== Challenge ==
Copy out the material below in full, but not its images.

== Supplied material ==
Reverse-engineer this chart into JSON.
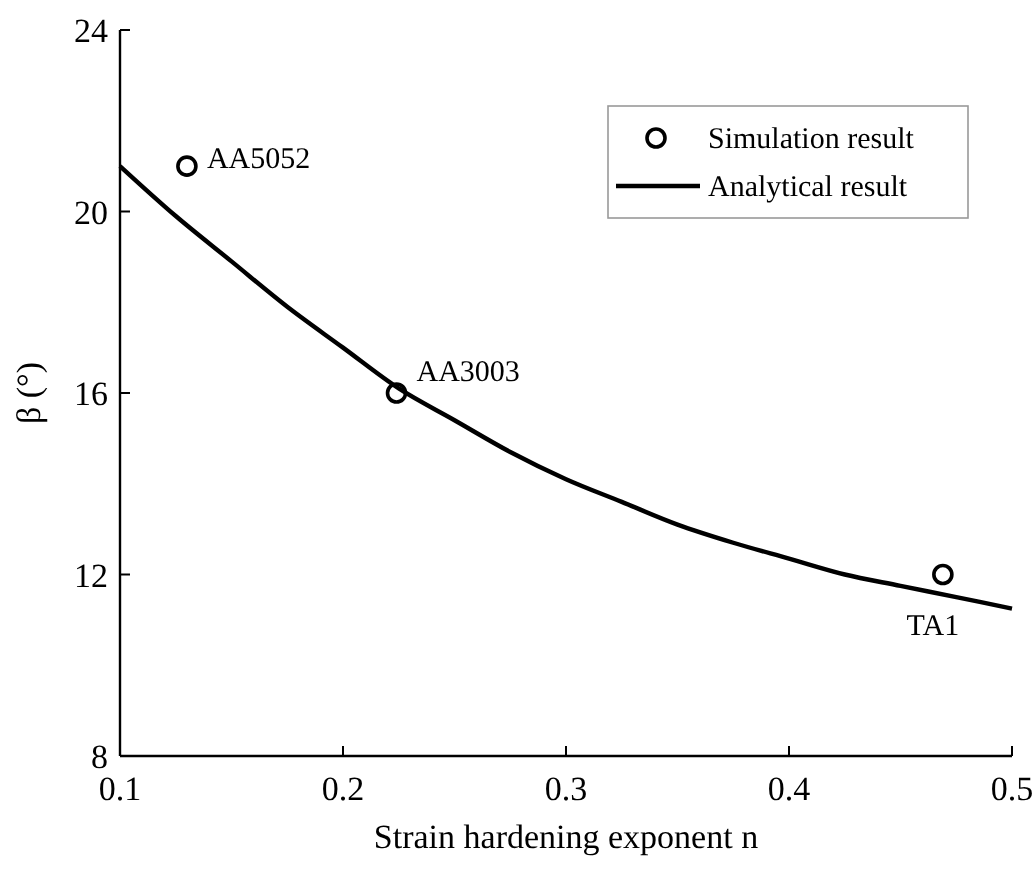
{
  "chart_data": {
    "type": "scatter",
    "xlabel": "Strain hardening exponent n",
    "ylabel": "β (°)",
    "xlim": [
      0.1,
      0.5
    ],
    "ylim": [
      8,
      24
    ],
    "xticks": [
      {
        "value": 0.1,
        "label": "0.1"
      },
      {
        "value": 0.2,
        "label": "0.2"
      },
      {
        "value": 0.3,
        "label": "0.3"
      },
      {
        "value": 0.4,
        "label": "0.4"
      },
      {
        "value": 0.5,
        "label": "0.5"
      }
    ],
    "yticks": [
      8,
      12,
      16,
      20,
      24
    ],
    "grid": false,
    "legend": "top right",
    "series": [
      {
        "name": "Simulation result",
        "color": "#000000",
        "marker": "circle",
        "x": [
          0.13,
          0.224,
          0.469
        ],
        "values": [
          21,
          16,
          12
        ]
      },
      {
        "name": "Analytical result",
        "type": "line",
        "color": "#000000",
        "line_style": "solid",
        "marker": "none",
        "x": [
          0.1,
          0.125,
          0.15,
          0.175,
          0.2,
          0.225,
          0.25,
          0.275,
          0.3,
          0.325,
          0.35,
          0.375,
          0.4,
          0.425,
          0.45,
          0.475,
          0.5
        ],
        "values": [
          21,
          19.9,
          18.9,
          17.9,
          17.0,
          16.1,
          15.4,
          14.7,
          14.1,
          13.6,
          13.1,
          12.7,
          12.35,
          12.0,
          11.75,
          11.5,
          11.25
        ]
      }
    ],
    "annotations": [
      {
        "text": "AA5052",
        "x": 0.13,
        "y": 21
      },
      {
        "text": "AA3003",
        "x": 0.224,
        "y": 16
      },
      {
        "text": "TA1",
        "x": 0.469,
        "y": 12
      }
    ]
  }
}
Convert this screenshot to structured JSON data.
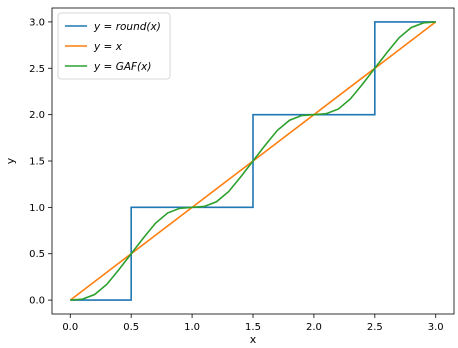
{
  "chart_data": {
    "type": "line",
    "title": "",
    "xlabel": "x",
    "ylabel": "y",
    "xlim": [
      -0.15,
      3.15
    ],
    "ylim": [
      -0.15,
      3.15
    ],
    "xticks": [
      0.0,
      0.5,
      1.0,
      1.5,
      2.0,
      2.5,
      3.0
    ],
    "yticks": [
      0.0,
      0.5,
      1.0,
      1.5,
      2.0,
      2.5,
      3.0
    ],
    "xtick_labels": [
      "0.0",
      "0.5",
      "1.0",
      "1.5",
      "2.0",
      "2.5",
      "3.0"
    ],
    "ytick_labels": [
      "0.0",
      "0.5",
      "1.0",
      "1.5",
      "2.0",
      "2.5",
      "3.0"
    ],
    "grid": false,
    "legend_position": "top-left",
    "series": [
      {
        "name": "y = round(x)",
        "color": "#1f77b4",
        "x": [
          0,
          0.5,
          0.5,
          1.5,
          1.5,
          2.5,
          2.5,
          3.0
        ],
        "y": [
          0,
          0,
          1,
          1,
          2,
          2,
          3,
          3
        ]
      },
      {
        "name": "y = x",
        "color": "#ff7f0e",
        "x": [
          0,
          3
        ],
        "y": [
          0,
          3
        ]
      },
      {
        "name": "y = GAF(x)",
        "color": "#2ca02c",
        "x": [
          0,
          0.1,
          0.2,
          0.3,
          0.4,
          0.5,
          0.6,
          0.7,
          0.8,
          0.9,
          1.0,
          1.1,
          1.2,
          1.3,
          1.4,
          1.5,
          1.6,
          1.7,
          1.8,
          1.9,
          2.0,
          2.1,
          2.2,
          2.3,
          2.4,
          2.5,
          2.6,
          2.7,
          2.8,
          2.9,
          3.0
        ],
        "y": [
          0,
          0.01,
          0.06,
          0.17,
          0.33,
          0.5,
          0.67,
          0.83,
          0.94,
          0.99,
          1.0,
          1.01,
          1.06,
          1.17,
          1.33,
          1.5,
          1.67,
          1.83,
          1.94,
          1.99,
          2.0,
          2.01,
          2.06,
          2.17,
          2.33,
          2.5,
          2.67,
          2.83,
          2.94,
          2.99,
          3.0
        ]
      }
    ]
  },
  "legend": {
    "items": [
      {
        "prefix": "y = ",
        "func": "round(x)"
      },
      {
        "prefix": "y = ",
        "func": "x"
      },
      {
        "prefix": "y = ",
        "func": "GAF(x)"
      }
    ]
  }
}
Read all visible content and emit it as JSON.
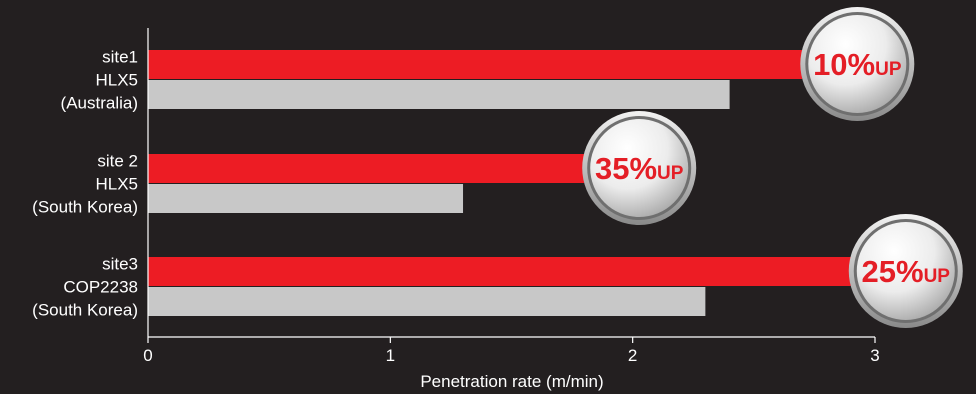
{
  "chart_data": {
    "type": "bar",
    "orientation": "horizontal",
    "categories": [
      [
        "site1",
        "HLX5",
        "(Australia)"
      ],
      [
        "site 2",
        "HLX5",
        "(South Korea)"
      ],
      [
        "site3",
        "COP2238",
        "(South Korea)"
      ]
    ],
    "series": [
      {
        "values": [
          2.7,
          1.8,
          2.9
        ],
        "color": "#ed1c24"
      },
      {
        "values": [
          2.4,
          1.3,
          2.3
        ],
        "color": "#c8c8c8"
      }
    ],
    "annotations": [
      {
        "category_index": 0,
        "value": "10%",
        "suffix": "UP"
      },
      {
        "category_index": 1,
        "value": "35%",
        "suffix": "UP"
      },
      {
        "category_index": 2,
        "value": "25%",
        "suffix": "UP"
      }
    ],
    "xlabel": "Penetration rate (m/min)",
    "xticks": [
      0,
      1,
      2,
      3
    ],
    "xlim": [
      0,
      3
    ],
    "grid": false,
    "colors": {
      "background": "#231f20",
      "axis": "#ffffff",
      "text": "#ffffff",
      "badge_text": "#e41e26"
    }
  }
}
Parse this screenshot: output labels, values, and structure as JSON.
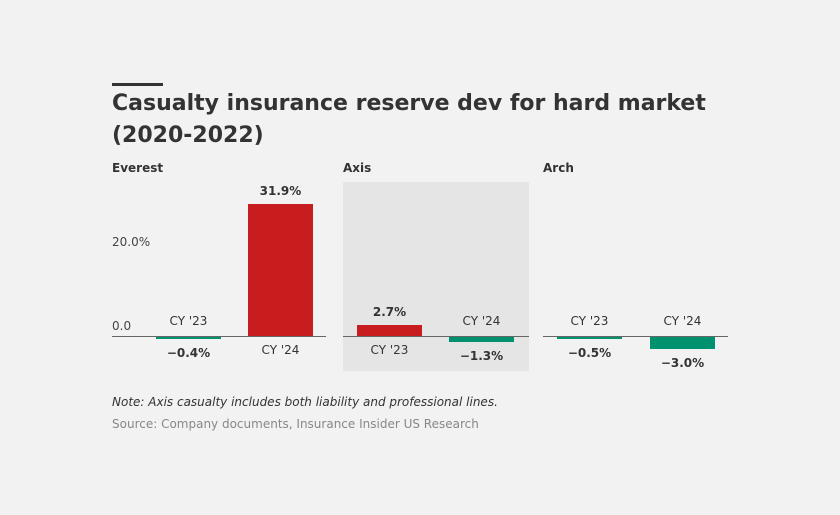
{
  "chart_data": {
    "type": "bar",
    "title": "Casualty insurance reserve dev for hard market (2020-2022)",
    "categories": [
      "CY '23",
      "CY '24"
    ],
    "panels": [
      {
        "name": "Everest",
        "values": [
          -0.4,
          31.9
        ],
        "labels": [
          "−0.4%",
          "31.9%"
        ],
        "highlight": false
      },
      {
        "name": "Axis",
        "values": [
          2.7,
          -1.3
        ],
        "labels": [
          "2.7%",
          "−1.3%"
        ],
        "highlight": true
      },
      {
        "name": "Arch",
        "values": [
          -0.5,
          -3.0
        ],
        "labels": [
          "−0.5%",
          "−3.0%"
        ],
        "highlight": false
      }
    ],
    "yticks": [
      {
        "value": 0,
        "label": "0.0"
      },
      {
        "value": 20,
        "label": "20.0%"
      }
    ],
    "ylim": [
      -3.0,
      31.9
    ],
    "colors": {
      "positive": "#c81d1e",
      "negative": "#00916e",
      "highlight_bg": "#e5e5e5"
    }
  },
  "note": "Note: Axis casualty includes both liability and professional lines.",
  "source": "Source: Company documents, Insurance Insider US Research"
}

== Solved problem ==
Reverse-engineer this chart into JSON.
{
  "chart_data": {
    "type": "scatter",
    "xlabel": "Strain hardening exponent n",
    "ylabel": "β (°)",
    "xlim": [
      0.1,
      0.5
    ],
    "ylim": [
      8,
      24
    ],
    "xticks": [
      {
        "value": 0.1,
        "label": "0.1"
      },
      {
        "value": 0.2,
        "label": "0.2"
      },
      {
        "value": 0.3,
        "label": "0.3"
      },
      {
        "value": 0.4,
        "label": "0.4"
      },
      {
        "value": 0.5,
        "label": "0.5"
      }
    ],
    "yticks": [
      8,
      12,
      16,
      20,
      24
    ],
    "grid": false,
    "legend": "top right",
    "series": [
      {
        "name": "Simulation result",
        "color": "#000000",
        "marker": "circle",
        "x": [
          0.13,
          0.224,
          0.469
        ],
        "values": [
          21,
          16,
          12
        ]
      },
      {
        "name": "Analytical result",
        "type": "line",
        "color": "#000000",
        "line_style": "solid",
        "marker": "none",
        "x": [
          0.1,
          0.125,
          0.15,
          0.175,
          0.2,
          0.225,
          0.25,
          0.275,
          0.3,
          0.325,
          0.35,
          0.375,
          0.4,
          0.425,
          0.45,
          0.475,
          0.5
        ],
        "values": [
          21,
          19.9,
          18.9,
          17.9,
          17.0,
          16.1,
          15.4,
          14.7,
          14.1,
          13.6,
          13.1,
          12.7,
          12.35,
          12.0,
          11.75,
          11.5,
          11.25
        ]
      }
    ],
    "annotations": [
      {
        "text": "AA5052",
        "x": 0.13,
        "y": 21
      },
      {
        "text": "AA3003",
        "x": 0.224,
        "y": 16
      },
      {
        "text": "TA1",
        "x": 0.469,
        "y": 12
      }
    ]
  }
}
Convert this screenshot to structured JSON data.
{
  "chart_data": {
    "type": "line",
    "title": "",
    "xlabel": "x",
    "ylabel": "y",
    "xlim": [
      -0.15,
      3.15
    ],
    "ylim": [
      -0.15,
      3.15
    ],
    "xticks": [
      0.0,
      0.5,
      1.0,
      1.5,
      2.0,
      2.5,
      3.0
    ],
    "yticks": [
      0.0,
      0.5,
      1.0,
      1.5,
      2.0,
      2.5,
      3.0
    ],
    "xtick_labels": [
      "0.0",
      "0.5",
      "1.0",
      "1.5",
      "2.0",
      "2.5",
      "3.0"
    ],
    "ytick_labels": [
      "0.0",
      "0.5",
      "1.0",
      "1.5",
      "2.0",
      "2.5",
      "3.0"
    ],
    "grid": false,
    "legend_position": "top-left",
    "series": [
      {
        "name": "y = round(x)",
        "color": "#1f77b4",
        "x": [
          0,
          0.5,
          0.5,
          1.5,
          1.5,
          2.5,
          2.5,
          3.0
        ],
        "y": [
          0,
          0,
          1,
          1,
          2,
          2,
          3,
          3
        ]
      },
      {
        "name": "y = x",
        "color": "#ff7f0e",
        "x": [
          0,
          3
        ],
        "y": [
          0,
          3
        ]
      },
      {
        "name": "y = GAF(x)",
        "color": "#2ca02c",
        "x": [
          0,
          0.1,
          0.2,
          0.3,
          0.4,
          0.5,
          0.6,
          0.7,
          0.8,
          0.9,
          1.0,
          1.1,
          1.2,
          1.3,
          1.4,
          1.5,
          1.6,
          1.7,
          1.8,
          1.9,
          2.0,
          2.1,
          2.2,
          2.3,
          2.4,
          2.5,
          2.6,
          2.7,
          2.8,
          2.9,
          3.0
        ],
        "y": [
          0,
          0.01,
          0.06,
          0.17,
          0.33,
          0.5,
          0.67,
          0.83,
          0.94,
          0.99,
          1.0,
          1.01,
          1.06,
          1.17,
          1.33,
          1.5,
          1.67,
          1.83,
          1.94,
          1.99,
          2.0,
          2.01,
          2.06,
          2.17,
          2.33,
          2.5,
          2.67,
          2.83,
          2.94,
          2.99,
          3.0
        ]
      }
    ]
  },
  "legend": {
    "items": [
      {
        "prefix": "y = ",
        "func": "round(x)"
      },
      {
        "prefix": "y = ",
        "func": "x"
      },
      {
        "prefix": "y = ",
        "func": "GAF(x)"
      }
    ]
  }
}
Read all visible content and emit it as JSON.
{
  "chart_data": {
    "type": "bar",
    "orientation": "horizontal",
    "categories": [
      [
        "site1",
        "HLX5",
        "(Australia)"
      ],
      [
        "site 2",
        "HLX5",
        "(South Korea)"
      ],
      [
        "site3",
        "COP2238",
        "(South Korea)"
      ]
    ],
    "series": [
      {
        "values": [
          2.7,
          1.8,
          2.9
        ],
        "color": "#ed1c24"
      },
      {
        "values": [
          2.4,
          1.3,
          2.3
        ],
        "color": "#c8c8c8"
      }
    ],
    "annotations": [
      {
        "category_index": 0,
        "value": "10%",
        "suffix": "UP"
      },
      {
        "category_index": 1,
        "value": "35%",
        "suffix": "UP"
      },
      {
        "category_index": 2,
        "value": "25%",
        "suffix": "UP"
      }
    ],
    "xlabel": "Penetration rate (m/min)",
    "xticks": [
      0,
      1,
      2,
      3
    ],
    "xlim": [
      0,
      3
    ],
    "grid": false,
    "colors": {
      "background": "#231f20",
      "axis": "#ffffff",
      "text": "#ffffff",
      "badge_text": "#e41e26"
    }
  }
}
Parse this screenshot: output labels, values, and structure as JSON.
{
  "chart_data": {
    "type": "bar",
    "title": "Casualty insurance reserve dev for hard market (2020-2022)",
    "categories": [
      "CY '23",
      "CY '24"
    ],
    "panels": [
      {
        "name": "Everest",
        "values": [
          -0.4,
          31.9
        ],
        "labels": [
          "−0.4%",
          "31.9%"
        ],
        "highlight": false
      },
      {
        "name": "Axis",
        "values": [
          2.7,
          -1.3
        ],
        "labels": [
          "2.7%",
          "−1.3%"
        ],
        "highlight": true
      },
      {
        "name": "Arch",
        "values": [
          -0.5,
          -3.0
        ],
        "labels": [
          "−0.5%",
          "−3.0%"
        ],
        "highlight": false
      }
    ],
    "yticks": [
      {
        "value": 0,
        "label": "0.0"
      },
      {
        "value": 20,
        "label": "20.0%"
      }
    ],
    "ylim": [
      -3.0,
      31.9
    ],
    "colors": {
      "positive": "#c81d1e",
      "negative": "#00916e",
      "highlight_bg": "#e5e5e5"
    }
  },
  "note": "Note: Axis casualty includes both liability and professional lines.",
  "source": "Source: Company documents, Insurance Insider US Research"
}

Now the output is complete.